◆ INSTRUCTIONS TO FOLLOW
Each line that holds the word "grid" should be returned.

◆ TASK INPUTS
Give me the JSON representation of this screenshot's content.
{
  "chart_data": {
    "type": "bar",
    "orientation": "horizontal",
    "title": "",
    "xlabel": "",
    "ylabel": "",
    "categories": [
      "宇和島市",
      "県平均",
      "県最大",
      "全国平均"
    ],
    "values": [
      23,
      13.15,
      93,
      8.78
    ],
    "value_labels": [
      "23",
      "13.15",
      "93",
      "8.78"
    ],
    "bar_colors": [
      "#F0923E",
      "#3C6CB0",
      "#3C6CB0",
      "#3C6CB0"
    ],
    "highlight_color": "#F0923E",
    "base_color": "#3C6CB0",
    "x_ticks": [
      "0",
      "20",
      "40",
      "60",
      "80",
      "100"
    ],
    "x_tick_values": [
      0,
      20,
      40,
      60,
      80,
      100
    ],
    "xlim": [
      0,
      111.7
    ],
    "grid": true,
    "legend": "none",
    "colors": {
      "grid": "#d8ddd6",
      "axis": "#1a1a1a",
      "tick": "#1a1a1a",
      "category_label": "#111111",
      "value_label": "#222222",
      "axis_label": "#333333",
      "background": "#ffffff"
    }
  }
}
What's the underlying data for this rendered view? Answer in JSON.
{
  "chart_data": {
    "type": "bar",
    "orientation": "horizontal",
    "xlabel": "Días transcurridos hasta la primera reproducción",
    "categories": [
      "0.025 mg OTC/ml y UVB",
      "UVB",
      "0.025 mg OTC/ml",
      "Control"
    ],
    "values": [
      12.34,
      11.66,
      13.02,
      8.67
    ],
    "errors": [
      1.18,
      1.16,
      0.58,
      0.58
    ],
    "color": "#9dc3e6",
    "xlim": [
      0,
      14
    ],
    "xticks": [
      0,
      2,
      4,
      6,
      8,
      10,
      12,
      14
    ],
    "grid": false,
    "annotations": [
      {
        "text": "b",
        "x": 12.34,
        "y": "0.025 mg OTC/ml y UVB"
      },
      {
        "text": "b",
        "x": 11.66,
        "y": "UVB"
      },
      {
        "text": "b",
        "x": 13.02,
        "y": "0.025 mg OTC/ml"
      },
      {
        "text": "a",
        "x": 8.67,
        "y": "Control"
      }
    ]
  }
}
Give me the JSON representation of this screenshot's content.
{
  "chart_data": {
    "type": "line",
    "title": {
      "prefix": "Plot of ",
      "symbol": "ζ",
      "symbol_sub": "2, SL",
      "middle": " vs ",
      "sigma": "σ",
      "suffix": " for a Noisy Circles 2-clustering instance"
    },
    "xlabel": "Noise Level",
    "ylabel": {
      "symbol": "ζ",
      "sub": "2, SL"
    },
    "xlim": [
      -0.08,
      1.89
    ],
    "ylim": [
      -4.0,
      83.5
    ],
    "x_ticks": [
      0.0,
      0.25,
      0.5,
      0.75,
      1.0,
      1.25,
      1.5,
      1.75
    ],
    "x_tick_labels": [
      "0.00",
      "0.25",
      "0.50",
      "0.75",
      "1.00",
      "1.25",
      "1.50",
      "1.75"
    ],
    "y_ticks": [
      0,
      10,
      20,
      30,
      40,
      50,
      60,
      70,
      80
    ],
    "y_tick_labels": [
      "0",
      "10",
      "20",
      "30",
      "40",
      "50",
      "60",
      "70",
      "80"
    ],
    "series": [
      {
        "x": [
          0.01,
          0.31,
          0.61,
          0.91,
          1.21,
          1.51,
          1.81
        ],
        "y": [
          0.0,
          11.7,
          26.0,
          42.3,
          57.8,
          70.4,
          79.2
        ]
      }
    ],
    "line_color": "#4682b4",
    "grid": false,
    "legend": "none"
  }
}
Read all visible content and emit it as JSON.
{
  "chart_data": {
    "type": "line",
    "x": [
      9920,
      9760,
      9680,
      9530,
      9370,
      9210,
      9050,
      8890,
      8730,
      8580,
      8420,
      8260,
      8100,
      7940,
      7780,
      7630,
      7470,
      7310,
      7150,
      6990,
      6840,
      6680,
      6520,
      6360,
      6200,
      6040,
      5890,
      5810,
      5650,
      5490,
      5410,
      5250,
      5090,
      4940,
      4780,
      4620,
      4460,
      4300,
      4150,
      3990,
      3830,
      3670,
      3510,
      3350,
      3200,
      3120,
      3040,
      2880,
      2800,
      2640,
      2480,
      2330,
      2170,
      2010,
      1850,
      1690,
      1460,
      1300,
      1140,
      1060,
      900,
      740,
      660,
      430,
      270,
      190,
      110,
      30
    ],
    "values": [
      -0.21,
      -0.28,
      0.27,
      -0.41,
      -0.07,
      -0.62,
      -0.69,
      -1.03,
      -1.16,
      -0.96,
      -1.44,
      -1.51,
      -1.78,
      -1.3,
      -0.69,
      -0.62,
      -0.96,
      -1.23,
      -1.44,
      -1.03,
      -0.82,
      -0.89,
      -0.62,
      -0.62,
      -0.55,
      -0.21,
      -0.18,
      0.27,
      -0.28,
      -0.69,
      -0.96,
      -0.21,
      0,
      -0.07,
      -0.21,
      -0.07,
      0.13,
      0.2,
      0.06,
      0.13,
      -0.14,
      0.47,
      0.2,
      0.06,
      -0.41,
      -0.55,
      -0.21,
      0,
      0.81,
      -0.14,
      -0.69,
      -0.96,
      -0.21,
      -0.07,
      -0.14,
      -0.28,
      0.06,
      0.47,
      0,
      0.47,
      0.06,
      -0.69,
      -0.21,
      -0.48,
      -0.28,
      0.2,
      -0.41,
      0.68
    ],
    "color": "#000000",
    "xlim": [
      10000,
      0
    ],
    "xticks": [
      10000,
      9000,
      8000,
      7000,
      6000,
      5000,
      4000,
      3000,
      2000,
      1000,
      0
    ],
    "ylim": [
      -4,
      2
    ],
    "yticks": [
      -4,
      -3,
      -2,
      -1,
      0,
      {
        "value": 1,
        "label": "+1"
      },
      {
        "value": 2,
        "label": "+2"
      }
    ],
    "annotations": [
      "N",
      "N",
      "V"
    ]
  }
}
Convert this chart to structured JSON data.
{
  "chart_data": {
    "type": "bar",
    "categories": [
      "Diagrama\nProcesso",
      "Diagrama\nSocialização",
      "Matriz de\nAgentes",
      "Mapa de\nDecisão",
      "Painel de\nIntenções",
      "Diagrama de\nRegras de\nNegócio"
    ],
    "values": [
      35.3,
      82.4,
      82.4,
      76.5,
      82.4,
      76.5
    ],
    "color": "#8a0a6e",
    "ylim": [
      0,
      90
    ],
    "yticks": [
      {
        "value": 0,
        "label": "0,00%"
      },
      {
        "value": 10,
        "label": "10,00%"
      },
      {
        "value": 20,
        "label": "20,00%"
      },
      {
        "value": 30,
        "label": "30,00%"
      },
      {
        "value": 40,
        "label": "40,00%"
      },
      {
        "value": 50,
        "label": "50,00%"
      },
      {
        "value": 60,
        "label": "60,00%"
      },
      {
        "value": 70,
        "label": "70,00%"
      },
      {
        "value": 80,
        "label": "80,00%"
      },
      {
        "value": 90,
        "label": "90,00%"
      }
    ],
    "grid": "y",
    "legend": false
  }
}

◆ TASK ANSWER
    "grid": true,
      "grid": "#d8ddd6",
    "grid": false,
    "grid": false,
    "grid": "y",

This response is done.